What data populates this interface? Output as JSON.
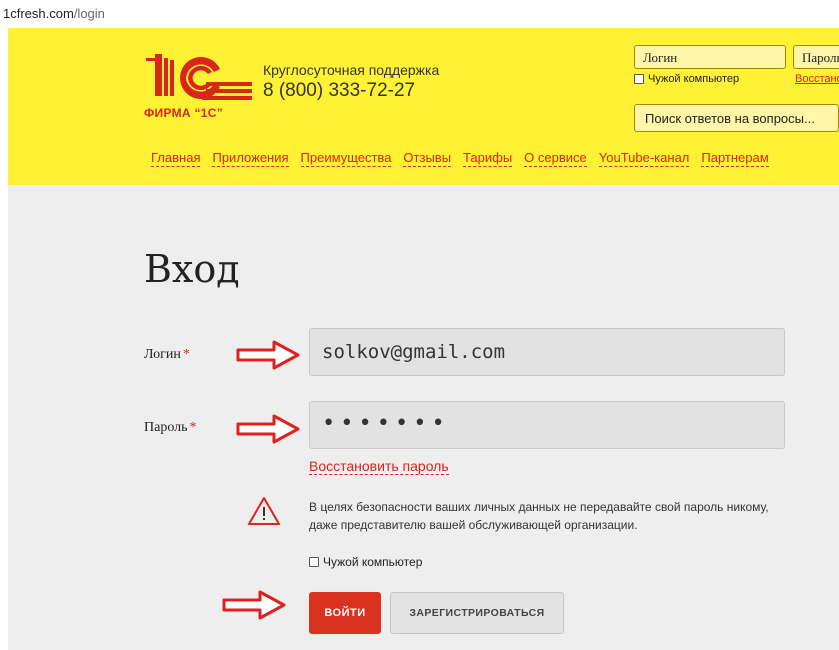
{
  "browser": {
    "url_domain": "1cfresh.com",
    "url_path": "/login"
  },
  "header": {
    "logo_text": "ФИРМА “1С”",
    "support_label": "Круглосуточная поддержка",
    "support_phone": "8 (800) 333-72-27",
    "login_placeholder": "Логин",
    "password_placeholder": "Пароль",
    "foreign_computer": "Чужой компьютер",
    "restore": "Восстановить",
    "search_placeholder": "Поиск ответов на вопросы...",
    "nav": [
      "Главная",
      "Приложения",
      "Преимущества",
      "Отзывы",
      "Тарифы",
      "О сервисе",
      "YouTube-канал",
      "Партнерам"
    ]
  },
  "form": {
    "title": "Вход",
    "login_label": "Логин",
    "password_label": "Пароль",
    "required_mark": "*",
    "login_value": "solkov@gmail.com",
    "password_value": "•••••••",
    "restore_link": "Восстановить пароль",
    "warning": "В целях безопасности ваших личных данных не передавайте свой пароль никому, даже представителю вашей обслуживающей организации.",
    "foreign_computer": "Чужой компьютер",
    "submit": "ВОЙТИ",
    "register": "ЗАРЕГИСТРИРОВАТЬСЯ"
  },
  "colors": {
    "brand_yellow": "#fff133",
    "brand_red": "#d7261c",
    "arrow_red": "#e02020"
  },
  "icons": [
    "logo-1c-icon",
    "warning-icon",
    "arrow-right-icon"
  ]
}
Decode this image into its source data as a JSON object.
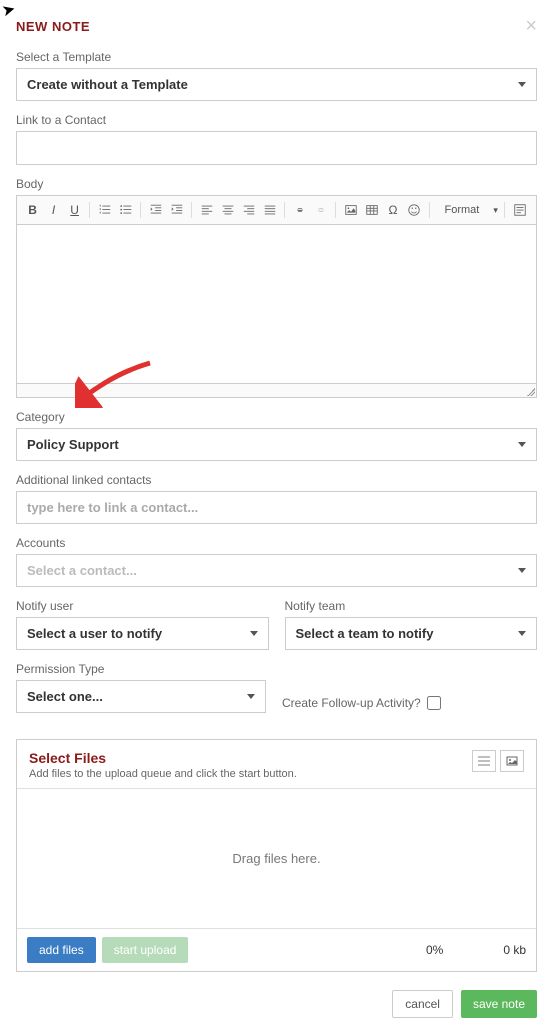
{
  "header": {
    "title": "NEW NOTE"
  },
  "template": {
    "label": "Select a Template",
    "value": "Create without a Template"
  },
  "link_contact": {
    "label": "Link to a Contact",
    "value": ""
  },
  "body": {
    "label": "Body",
    "format_label": "Format"
  },
  "category": {
    "label": "Category",
    "value": "Policy Support"
  },
  "additional_contacts": {
    "label": "Additional linked contacts",
    "placeholder": "type here to link a contact..."
  },
  "accounts": {
    "label": "Accounts",
    "placeholder": "Select a contact..."
  },
  "notify_user": {
    "label": "Notify user",
    "placeholder": "Select a user to notify"
  },
  "notify_team": {
    "label": "Notify team",
    "placeholder": "Select a team to notify"
  },
  "permission": {
    "label": "Permission Type",
    "placeholder": "Select one..."
  },
  "followup": {
    "label": "Create Follow-up Activity?"
  },
  "upload": {
    "title": "Select Files",
    "subtitle": "Add files to the upload queue and click the start button.",
    "drop_text": "Drag files here.",
    "add_btn": "add files",
    "start_btn": "start upload",
    "percent": "0%",
    "size": "0 kb"
  },
  "footer": {
    "cancel": "cancel",
    "save": "save note"
  }
}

****

What is required » Find the lines above that include the string "data" and copy them.

Correct response »
What data populates this interface? Output as JSON.
Decode this image into its source data as a JSON object.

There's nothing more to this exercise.